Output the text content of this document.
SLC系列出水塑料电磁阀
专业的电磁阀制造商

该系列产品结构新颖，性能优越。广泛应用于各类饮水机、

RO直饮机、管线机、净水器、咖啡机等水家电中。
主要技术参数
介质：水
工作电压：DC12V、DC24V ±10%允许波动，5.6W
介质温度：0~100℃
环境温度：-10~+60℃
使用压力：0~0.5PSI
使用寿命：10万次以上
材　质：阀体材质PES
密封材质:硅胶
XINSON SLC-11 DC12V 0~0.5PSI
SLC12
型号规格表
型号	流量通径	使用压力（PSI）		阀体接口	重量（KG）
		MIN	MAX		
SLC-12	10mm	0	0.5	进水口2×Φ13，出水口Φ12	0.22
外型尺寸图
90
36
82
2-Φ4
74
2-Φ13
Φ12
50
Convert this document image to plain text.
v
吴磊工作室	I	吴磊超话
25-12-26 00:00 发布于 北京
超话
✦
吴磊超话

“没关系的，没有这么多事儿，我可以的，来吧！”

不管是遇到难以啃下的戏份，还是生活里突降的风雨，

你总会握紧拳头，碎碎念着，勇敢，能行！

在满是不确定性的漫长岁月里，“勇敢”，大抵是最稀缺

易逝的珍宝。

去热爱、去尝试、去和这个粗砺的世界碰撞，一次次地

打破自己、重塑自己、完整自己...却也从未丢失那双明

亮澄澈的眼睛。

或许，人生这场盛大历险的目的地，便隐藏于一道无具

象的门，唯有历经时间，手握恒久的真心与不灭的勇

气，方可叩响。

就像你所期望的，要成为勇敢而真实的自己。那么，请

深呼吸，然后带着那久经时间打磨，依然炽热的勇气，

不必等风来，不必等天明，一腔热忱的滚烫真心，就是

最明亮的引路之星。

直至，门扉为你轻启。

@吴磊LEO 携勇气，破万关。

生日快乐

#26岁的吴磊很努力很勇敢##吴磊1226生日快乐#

──────────────────────────────

[DIRECTION] What are the lines from the one with "Convert this document image to plain text." through the last line of the records above? Quote them exactly and add nothing.

[THE ANSWER]
Convert this document image to plain text.
v
吴磊工作室	I	吴磊超话
25-12-26 00:00 发布于 北京
超话
✦
吴磊超话

“没关系的，没有这么多事儿，我可以的，来吧！”

不管是遇到难以啃下的戏份，还是生活里突降的风雨，

你总会握紧拳头，碎碎念着，勇敢，能行！

在满是不确定性的漫长岁月里，“勇敢”，大抵是最稀缺

易逝的珍宝。

去热爱、去尝试、去和这个粗砺的世界碰撞，一次次地

打破自己、重塑自己、完整自己...却也从未丢失那双明

亮澄澈的眼睛。

或许，人生这场盛大历险的目的地，便隐藏于一道无具

象的门，唯有历经时间，手握恒久的真心与不灭的勇

气，方可叩响。

就像你所期望的，要成为勇敢而真实的自己。那么，请

深呼吸，然后带着那久经时间打磨，依然炽热的勇气，

不必等风来，不必等天明，一腔热忱的滚烫真心，就是

最明亮的引路之星。

直至，门扉为你轻启。

@吴磊LEO 携勇气，破万关。

生日快乐

#26岁的吴磊很努力很勇敢##吴磊1226生日快乐#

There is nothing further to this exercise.